## Problem details
Copy each entry as it stands, leaving nothing out.
_ _ _
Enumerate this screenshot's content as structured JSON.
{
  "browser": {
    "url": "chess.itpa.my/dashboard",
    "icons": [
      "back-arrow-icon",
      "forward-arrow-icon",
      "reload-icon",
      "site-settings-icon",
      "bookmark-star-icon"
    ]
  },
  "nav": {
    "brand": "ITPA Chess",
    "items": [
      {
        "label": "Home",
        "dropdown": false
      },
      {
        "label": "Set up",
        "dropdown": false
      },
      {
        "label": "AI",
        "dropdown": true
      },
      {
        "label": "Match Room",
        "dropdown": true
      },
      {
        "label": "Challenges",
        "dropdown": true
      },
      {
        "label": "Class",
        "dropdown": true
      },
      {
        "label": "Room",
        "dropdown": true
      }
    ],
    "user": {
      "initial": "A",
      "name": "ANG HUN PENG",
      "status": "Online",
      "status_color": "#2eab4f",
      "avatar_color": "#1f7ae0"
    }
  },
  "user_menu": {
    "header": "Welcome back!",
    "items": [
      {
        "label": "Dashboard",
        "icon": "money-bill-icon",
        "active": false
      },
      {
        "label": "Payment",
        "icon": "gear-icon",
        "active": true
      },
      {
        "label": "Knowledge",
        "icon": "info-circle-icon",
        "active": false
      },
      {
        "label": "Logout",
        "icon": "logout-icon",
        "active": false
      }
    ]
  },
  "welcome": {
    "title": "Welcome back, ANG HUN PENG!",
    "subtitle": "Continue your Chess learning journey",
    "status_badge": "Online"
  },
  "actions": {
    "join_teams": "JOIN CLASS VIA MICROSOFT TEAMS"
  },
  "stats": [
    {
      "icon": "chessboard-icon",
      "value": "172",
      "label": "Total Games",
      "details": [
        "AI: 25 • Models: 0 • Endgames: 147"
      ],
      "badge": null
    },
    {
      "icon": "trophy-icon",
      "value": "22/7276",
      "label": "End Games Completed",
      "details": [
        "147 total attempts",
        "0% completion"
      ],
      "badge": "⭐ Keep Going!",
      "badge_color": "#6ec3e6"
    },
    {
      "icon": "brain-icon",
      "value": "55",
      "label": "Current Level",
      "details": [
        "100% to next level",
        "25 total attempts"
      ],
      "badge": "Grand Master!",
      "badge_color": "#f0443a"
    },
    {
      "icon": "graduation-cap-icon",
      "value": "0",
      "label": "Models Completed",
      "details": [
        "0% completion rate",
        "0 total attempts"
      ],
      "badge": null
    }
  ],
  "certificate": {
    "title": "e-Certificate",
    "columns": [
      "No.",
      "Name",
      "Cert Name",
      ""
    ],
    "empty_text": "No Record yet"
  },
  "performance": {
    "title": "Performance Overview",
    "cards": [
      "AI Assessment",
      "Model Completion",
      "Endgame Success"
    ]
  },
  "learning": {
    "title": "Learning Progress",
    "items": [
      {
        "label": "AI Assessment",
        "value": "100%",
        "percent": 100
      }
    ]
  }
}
_ _ _
## Solution to the problem
Enumerate this screenshot's content as structured JSON.
{
  "browser": {
    "url": "chess.itpa.my/dashboard",
    "icons": [
      "back-arrow-icon",
      "forward-arrow-icon",
      "reload-icon",
      "site-settings-icon",
      "bookmark-star-icon"
    ]
  },
  "nav": {
    "brand": "ITPA Chess",
    "items": [
      {
        "label": "Home",
        "dropdown": false
      },
      {
        "label": "Set up",
        "dropdown": false
      },
      {
        "label": "AI",
        "dropdown": true
      },
      {
        "label": "Match Room",
        "dropdown": true
      },
      {
        "label": "Challenges",
        "dropdown": true
      },
      {
        "label": "Class",
        "dropdown": true
      },
      {
        "label": "Room",
        "dropdown": true
      }
    ],
    "user": {
      "initial": "A",
      "name": "ANG HUN PENG",
      "status": "Online",
      "status_color": "#2eab4f",
      "avatar_color": "#1f7ae0"
    }
  },
  "user_menu": {
    "header": "Welcome back!",
    "items": [
      {
        "label": "Dashboard",
        "icon": "money-bill-icon",
        "active": false
      },
      {
        "label": "Payment",
        "icon": "gear-icon",
        "active": true
      },
      {
        "label": "Knowledge",
        "icon": "info-circle-icon",
        "active": false
      },
      {
        "label": "Logout",
        "icon": "logout-icon",
        "active": false
      }
    ]
  },
  "welcome": {
    "title": "Welcome back, ANG HUN PENG!",
    "subtitle": "Continue your Chess learning journey",
    "status_badge": "Online"
  },
  "actions": {
    "join_teams": "JOIN CLASS VIA MICROSOFT TEAMS"
  },
  "stats": [
    {
      "icon": "chessboard-icon",
      "value": "172",
      "label": "Total Games",
      "details": [
        "AI: 25 • Models: 0 • Endgames: 147"
      ],
      "badge": null
    },
    {
      "icon": "trophy-icon",
      "value": "22/7276",
      "label": "End Games Completed",
      "details": [
        "147 total attempts",
        "0% completion"
      ],
      "badge": "⭐ Keep Going!",
      "badge_color": "#6ec3e6"
    },
    {
      "icon": "brain-icon",
      "value": "55",
      "label": "Current Level",
      "details": [
        "100% to next level",
        "25 total attempts"
      ],
      "badge": "Grand Master!",
      "badge_color": "#f0443a"
    },
    {
      "icon": "graduation-cap-icon",
      "value": "0",
      "label": "Models Completed",
      "details": [
        "0% completion rate",
        "0 total attempts"
      ],
      "badge": null
    }
  ],
  "certificate": {
    "title": "e-Certificate",
    "columns": [
      "No.",
      "Name",
      "Cert Name",
      ""
    ],
    "empty_text": "No Record yet"
  },
  "performance": {
    "title": "Performance Overview",
    "cards": [
      "AI Assessment",
      "Model Completion",
      "Endgame Success"
    ]
  },
  "learning": {
    "title": "Learning Progress",
    "items": [
      {
        "label": "AI Assessment",
        "value": "100%",
        "percent": 100
      }
    ]
  }
}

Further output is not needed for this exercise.